Stored entries:
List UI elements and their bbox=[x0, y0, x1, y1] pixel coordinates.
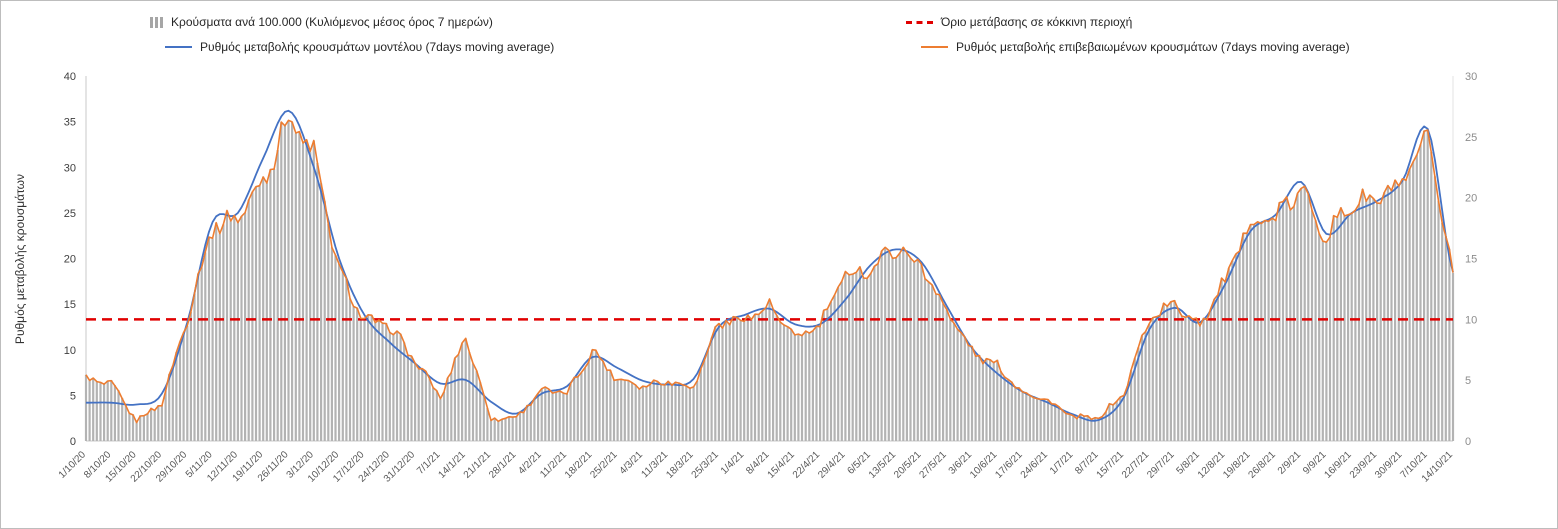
svg-text:22/4/21: 22/4/21 bbox=[791, 449, 823, 481]
svg-text:30/9/21: 30/9/21 bbox=[1373, 449, 1405, 481]
svg-text:0: 0 bbox=[1465, 436, 1471, 448]
svg-text:26/8/21: 26/8/21 bbox=[1247, 449, 1279, 481]
svg-text:10: 10 bbox=[64, 345, 76, 357]
svg-text:25/2/21: 25/2/21 bbox=[588, 449, 620, 481]
svg-text:13/5/21: 13/5/21 bbox=[867, 449, 899, 481]
svg-text:30: 30 bbox=[64, 162, 76, 174]
svg-text:18/2/21: 18/2/21 bbox=[563, 449, 595, 481]
svg-text:29/7/21: 29/7/21 bbox=[1145, 449, 1177, 481]
svg-text:17/6/21: 17/6/21 bbox=[993, 449, 1025, 481]
svg-text:15/7/21: 15/7/21 bbox=[1095, 449, 1127, 481]
svg-text:25: 25 bbox=[64, 208, 76, 220]
svg-text:15/4/21: 15/4/21 bbox=[766, 449, 798, 481]
left-axis-title: Ρυθμός μεταβολής κρουσμάτων bbox=[13, 173, 27, 345]
legend-label-model-rate: Ρυθμός μεταβολής κρουσμάτων μοντέλου (7d… bbox=[200, 40, 555, 54]
legend-item-confirmed-rate: Ρυθμός μεταβολής επιβεβαιωμένων κρουσμάτ… bbox=[921, 39, 1350, 55]
svg-text:35: 35 bbox=[64, 117, 76, 129]
model-line-icon bbox=[165, 46, 192, 48]
svg-text:20/5/21: 20/5/21 bbox=[892, 449, 924, 481]
legend-label-confirmed-rate: Ρυθμός μεταβολής επιβεβαιωμένων κρουσμάτ… bbox=[956, 40, 1350, 54]
svg-text:12/8/21: 12/8/21 bbox=[1196, 449, 1228, 481]
svg-text:0: 0 bbox=[70, 436, 76, 448]
svg-text:20: 20 bbox=[64, 254, 76, 266]
svg-text:5: 5 bbox=[70, 390, 76, 402]
legend-label-cases-per-100k: Κρούσματα ανά 100.000 (Κυλιόμενος μέσος … bbox=[171, 15, 493, 29]
svg-text:29/4/21: 29/4/21 bbox=[816, 449, 848, 481]
confirmed-line-icon bbox=[921, 46, 948, 48]
legend-label-red-threshold: Όριο μετάβασης σε κόκκινη περιοχή bbox=[941, 15, 1133, 29]
svg-text:18/3/21: 18/3/21 bbox=[664, 449, 696, 481]
bar-series-icon bbox=[150, 16, 163, 28]
svg-text:30: 30 bbox=[1465, 71, 1477, 83]
svg-text:16/9/21: 16/9/21 bbox=[1322, 449, 1354, 481]
threshold-dash-icon bbox=[906, 20, 933, 24]
svg-text:28/1/21: 28/1/21 bbox=[487, 449, 519, 481]
svg-text:10: 10 bbox=[1465, 314, 1477, 326]
svg-text:10/6/21: 10/6/21 bbox=[968, 449, 1000, 481]
legend-item-cases-per-100k: Κρούσματα ανά 100.000 (Κυλιόμενος μέσος … bbox=[150, 14, 493, 30]
svg-text:1/4/21: 1/4/21 bbox=[719, 449, 747, 477]
svg-text:25/3/21: 25/3/21 bbox=[690, 449, 722, 481]
svg-text:27/5/21: 27/5/21 bbox=[917, 449, 949, 481]
svg-text:1/7/21: 1/7/21 bbox=[1048, 449, 1076, 477]
svg-text:14/1/21: 14/1/21 bbox=[436, 449, 468, 481]
svg-text:24/6/21: 24/6/21 bbox=[1019, 449, 1051, 481]
svg-text:25: 25 bbox=[1465, 132, 1477, 144]
svg-text:20: 20 bbox=[1465, 193, 1477, 205]
legend-item-red-threshold: Όριο μετάβασης σε κόκκινη περιοχή bbox=[906, 14, 1132, 30]
svg-text:15: 15 bbox=[1465, 254, 1477, 266]
svg-text:22/7/21: 22/7/21 bbox=[1120, 449, 1152, 481]
svg-text:21/1/21: 21/1/21 bbox=[462, 449, 494, 481]
svg-text:23/9/21: 23/9/21 bbox=[1348, 449, 1380, 481]
svg-text:5: 5 bbox=[1465, 375, 1471, 387]
legend-item-model-rate: Ρυθμός μεταβολής κρουσμάτων μοντέλου (7d… bbox=[165, 39, 554, 55]
svg-text:40: 40 bbox=[64, 71, 76, 83]
svg-text:15: 15 bbox=[64, 299, 76, 311]
svg-text:1/10/20: 1/10/20 bbox=[57, 449, 89, 481]
svg-text:2/9/21: 2/9/21 bbox=[1276, 449, 1304, 477]
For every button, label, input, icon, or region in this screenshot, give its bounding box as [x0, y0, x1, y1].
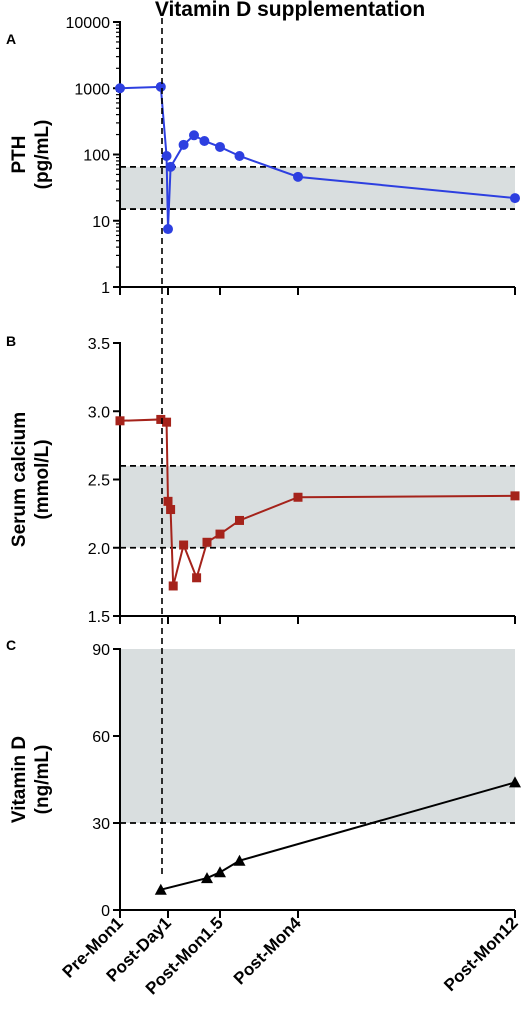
- y-tick-label: 10: [92, 214, 110, 231]
- reference-range-band: [120, 649, 515, 823]
- y-tick-label: 1: [101, 280, 110, 297]
- data-point: [202, 537, 212, 547]
- data-point: [214, 866, 226, 878]
- data-point: [156, 414, 166, 424]
- y-tick-label: 3.0: [88, 404, 110, 421]
- data-point: [293, 171, 303, 182]
- data-point: [233, 854, 246, 866]
- data-point: [510, 491, 520, 501]
- data-point: [115, 83, 125, 94]
- y-axis-label-line: (mmol/L): [32, 439, 53, 519]
- data-point: [154, 883, 167, 895]
- data-point: [189, 130, 199, 141]
- y-axis-label: Vitamin D (ng/mL): [9, 736, 53, 823]
- data-point: [166, 505, 176, 515]
- panel-letter: B: [6, 333, 16, 349]
- x-tick-label: Post-Mon4: [230, 913, 305, 988]
- data-point: [165, 161, 176, 172]
- data-point: [201, 872, 213, 884]
- panel-letter: C: [6, 637, 16, 653]
- data-point: [178, 139, 189, 150]
- panel-b: B 1.5 2.0 2.5 3.0 3.5 Serum calcium (mmol/L): [6, 333, 520, 626]
- data-point: [168, 581, 178, 591]
- figure-title: Vitamin D supplementation: [155, 0, 425, 21]
- y-tick-label: 1.5: [88, 609, 110, 626]
- data-point: [215, 141, 225, 152]
- x-tick-label: Post-Mon12: [440, 913, 521, 995]
- data-point: [161, 150, 172, 161]
- data-point: [179, 540, 189, 550]
- y-tick-label: 2.0: [88, 541, 110, 558]
- y-tick-label: 0: [101, 903, 110, 920]
- data-point: [235, 515, 244, 525]
- data-point: [199, 135, 210, 146]
- y-axis-label-line: Serum calcium: [9, 412, 30, 547]
- y-tick-label: 10000: [66, 15, 111, 32]
- y-axis-label: Serum calcium (mmol/L): [9, 412, 53, 547]
- panel-c: C 0 30 60 90 Vitamin D (ng/mL): [6, 637, 521, 920]
- reference-range-band: [120, 166, 515, 210]
- data-point: [510, 193, 520, 204]
- y-axis-label-line: Vitamin D: [9, 736, 30, 823]
- y-tick-label: 100: [83, 148, 110, 165]
- y-axis-label: PTH (pg/mL): [9, 120, 53, 190]
- data-point: [162, 417, 172, 427]
- data-point: [234, 150, 245, 161]
- data-point: [293, 492, 303, 502]
- reference-range-band: [120, 465, 515, 548]
- data-point: [215, 529, 225, 539]
- y-tick-label: 90: [92, 642, 110, 659]
- data-point: [192, 573, 202, 583]
- y-tick-label: 1000: [74, 81, 110, 98]
- data-point: [509, 776, 521, 788]
- y-tick-label: 60: [92, 729, 110, 746]
- y-tick-label: 2.5: [88, 473, 110, 490]
- y-axis-label-line: (pg/mL): [32, 120, 53, 190]
- data-point: [163, 224, 173, 235]
- y-tick-label: 3.5: [88, 336, 110, 353]
- data-point: [155, 81, 166, 92]
- y-axis-label-line: (ng/mL): [32, 745, 53, 815]
- y-tick-label: 30: [92, 816, 110, 833]
- panel-a: A 1 10 100 1000 10000 PTH (pg/mL): [6, 15, 520, 297]
- series-line: [119, 85, 516, 230]
- panel-letter: A: [6, 31, 16, 47]
- data-point: [163, 496, 173, 506]
- data-point: [115, 416, 125, 426]
- y-axis-label-line: PTH: [9, 136, 30, 174]
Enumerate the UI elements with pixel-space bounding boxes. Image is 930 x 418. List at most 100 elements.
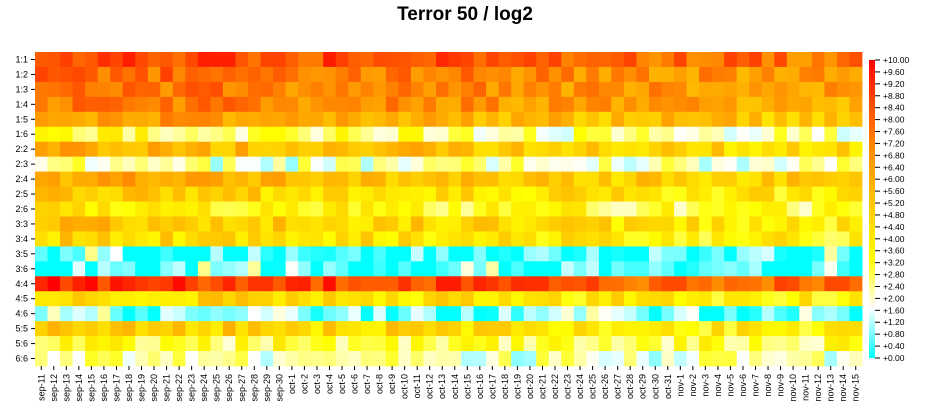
heatmap-cell	[248, 216, 261, 232]
heatmap-cell	[711, 276, 725, 292]
heatmap-cell	[298, 66, 312, 83]
heatmap-cell	[536, 111, 550, 128]
heatmap-cell	[761, 156, 775, 173]
heatmap-cell	[348, 321, 362, 337]
heatmap-cell	[686, 126, 700, 143]
heatmap-cell	[348, 246, 362, 262]
heatmap-cell	[836, 126, 850, 143]
heatmap-cell	[461, 336, 474, 352]
heatmap-cell	[85, 231, 99, 247]
colorbar-tick-label: +0.40	[883, 341, 905, 351]
heatmap-cell	[235, 291, 249, 307]
colorbar-tick-label: +2.40	[883, 281, 905, 291]
heatmap-cell	[711, 66, 725, 83]
heatmap-cell	[273, 351, 287, 367]
heatmap-cell	[786, 156, 800, 173]
heatmap-cell	[285, 126, 299, 143]
heatmap-cell	[824, 66, 838, 83]
heatmap-cell	[323, 156, 337, 173]
heatmap-cell	[461, 321, 474, 337]
heatmap-cell	[749, 291, 763, 307]
heatmap-cell	[561, 66, 575, 83]
heatmap-cell	[711, 336, 725, 352]
heatmap-cell	[648, 321, 662, 337]
heatmap-cell	[724, 306, 738, 322]
heatmap-cell	[786, 141, 800, 158]
heatmap-cell	[849, 276, 863, 292]
heatmap-cell	[699, 81, 713, 98]
heatmap-cell	[473, 81, 487, 98]
heatmap-cell	[298, 126, 312, 143]
heatmap-cell	[435, 351, 449, 367]
heatmap-cell	[548, 156, 562, 173]
heatmap-cell	[674, 156, 687, 173]
x-tick-label: nov-4	[713, 374, 723, 397]
heatmap-cell	[674, 111, 687, 128]
heatmap-cell	[47, 111, 61, 128]
heatmap-cell	[573, 231, 587, 247]
heatmap-cell	[523, 186, 537, 202]
heatmap-cell	[360, 261, 374, 277]
heatmap-cell	[623, 246, 637, 262]
heatmap-cell	[461, 201, 474, 217]
heatmap-cell	[736, 156, 750, 173]
heatmap-cell	[185, 156, 199, 173]
heatmap-cell	[185, 52, 199, 68]
heatmap-cell	[836, 231, 850, 247]
heatmap-cell	[385, 81, 399, 98]
heatmap-cell	[786, 81, 800, 98]
heatmap-cell	[811, 171, 825, 187]
heatmap-cell	[824, 261, 838, 277]
heatmap-cell	[811, 141, 825, 158]
heatmap-cell	[273, 336, 287, 352]
heatmap-cell	[486, 81, 500, 98]
heatmap-cell	[648, 231, 662, 247]
heatmap-cell	[799, 126, 813, 143]
heatmap-cell	[423, 261, 437, 277]
heatmap-cell	[110, 141, 124, 158]
heatmap-cell	[699, 321, 713, 337]
heatmap-cell	[699, 231, 713, 247]
heatmap-cell	[786, 66, 800, 83]
heatmap-cell	[72, 351, 86, 367]
heatmap-cell	[623, 156, 637, 173]
heatmap-cell	[47, 186, 61, 202]
heatmap-cell	[448, 231, 462, 247]
heatmap-cell	[72, 156, 86, 173]
heatmap-cell	[849, 231, 863, 247]
heatmap-cell	[824, 111, 838, 128]
y-tick-label: 1:3	[15, 84, 28, 94]
heatmap-cell	[849, 186, 863, 202]
heatmap-cell	[197, 321, 211, 337]
heatmap-cell	[160, 276, 174, 292]
heatmap-cell	[298, 231, 312, 247]
heatmap-cell	[548, 351, 562, 367]
heatmap-cell	[135, 171, 149, 187]
heatmap-cell	[260, 336, 274, 352]
heatmap-cell	[836, 201, 850, 217]
heatmap-cell	[699, 246, 713, 262]
heatmap-cell	[498, 126, 512, 143]
heatmap-cell	[410, 81, 424, 98]
heatmap-cell	[611, 336, 625, 352]
heatmap-cell	[461, 291, 474, 307]
heatmap-cell	[548, 171, 562, 187]
heatmap-cell	[711, 231, 725, 247]
heatmap-cell	[736, 216, 750, 232]
heatmap-cell	[761, 231, 775, 247]
heatmap-cell	[448, 111, 462, 128]
heatmap-cell	[260, 111, 274, 128]
heatmap-cell	[699, 52, 713, 68]
heatmap-cell	[172, 171, 186, 187]
heatmap-cell	[398, 111, 412, 128]
heatmap-cell	[699, 111, 713, 128]
heatmap-cell	[623, 111, 637, 128]
heatmap-cell	[335, 351, 349, 367]
heatmap-cell	[511, 126, 525, 143]
heatmap-cell	[536, 231, 550, 247]
heatmap-cell	[172, 336, 186, 352]
heatmap-cell	[373, 96, 387, 113]
heatmap-cell	[448, 156, 462, 173]
heatmap-cell	[310, 141, 324, 158]
heatmap-cell	[749, 246, 763, 262]
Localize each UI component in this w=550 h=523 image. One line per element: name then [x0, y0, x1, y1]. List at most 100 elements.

* Instructions for the task
Copy out the data verbatim, from the line containing "- y-tick-label: 10: [92, 214, 110, 231]" through the line containing "- data-point: [509, 776, 521, 788]", both included.

* Solution for this exercise
- y-tick-label: 10: [92, 214, 110, 231]
- reference-range-band: [120, 649, 515, 823]
- y-tick-label: 1: [101, 280, 110, 297]
- data-point: [202, 537, 212, 547]
- data-point: [214, 866, 226, 878]
- data-point: [156, 414, 166, 424]
- y-tick-label: 3.0: [88, 404, 110, 421]
- data-point: [293, 171, 303, 182]
- data-point: [233, 854, 246, 866]
- data-point: [510, 491, 520, 501]
- data-point: [115, 83, 125, 94]
- y-axis-label-line: (mmol/L): [32, 439, 53, 519]
- data-point: [154, 883, 167, 895]
- data-point: [189, 130, 199, 141]
- y-axis-label: Vitamin D (ng/mL): [9, 736, 53, 823]
- data-point: [166, 505, 176, 515]
- panel-letter: B: [6, 333, 16, 349]
- x-tick-label: Post-Mon4: [230, 913, 305, 988]
- data-point: [165, 161, 176, 172]
- data-point: [201, 872, 213, 884]
- panel-letter: C: [6, 637, 16, 653]
- data-point: [178, 139, 189, 150]
- panel-b: B 1.5 2.0 2.5 3.0 3.5 Serum calcium (mmol/L): [6, 333, 520, 626]
- data-point: [168, 581, 178, 591]
- figure-title: Vitamin D supplementation: [155, 0, 425, 21]
- y-tick-label: 1.5: [88, 609, 110, 626]
- data-point: [215, 141, 225, 152]
- x-tick-label: Post-Mon12: [440, 913, 521, 995]
- data-point: [161, 150, 172, 161]
- data-point: [179, 540, 189, 550]
- y-tick-label: 2.0: [88, 541, 110, 558]
- y-tick-label: 0: [101, 903, 110, 920]
- data-point: [235, 515, 244, 525]
- data-point: [199, 135, 210, 146]
- y-axis-label-line: Serum calcium: [9, 412, 30, 547]
- y-tick-label: 10000: [66, 15, 111, 32]
- y-axis-label: Serum calcium (mmol/L): [9, 412, 53, 547]
- panel-c: C 0 30 60 90 Vitamin D (ng/mL): [6, 637, 521, 920]
- reference-range-band: [120, 166, 515, 210]
- data-point: [510, 193, 520, 204]
- y-axis-label-line: Vitamin D: [9, 736, 30, 823]
- y-tick-label: 100: [83, 148, 110, 165]
- y-axis-label: PTH (pg/mL): [9, 120, 53, 190]
- data-point: [162, 417, 172, 427]
- data-point: [234, 150, 245, 161]
- data-point: [293, 492, 303, 502]
- reference-range-band: [120, 465, 515, 548]
- data-point: [215, 529, 225, 539]
- y-tick-label: 90: [92, 642, 110, 659]
- data-point: [192, 573, 202, 583]
- y-tick-label: 1000: [74, 81, 110, 98]
- data-point: [509, 776, 521, 788]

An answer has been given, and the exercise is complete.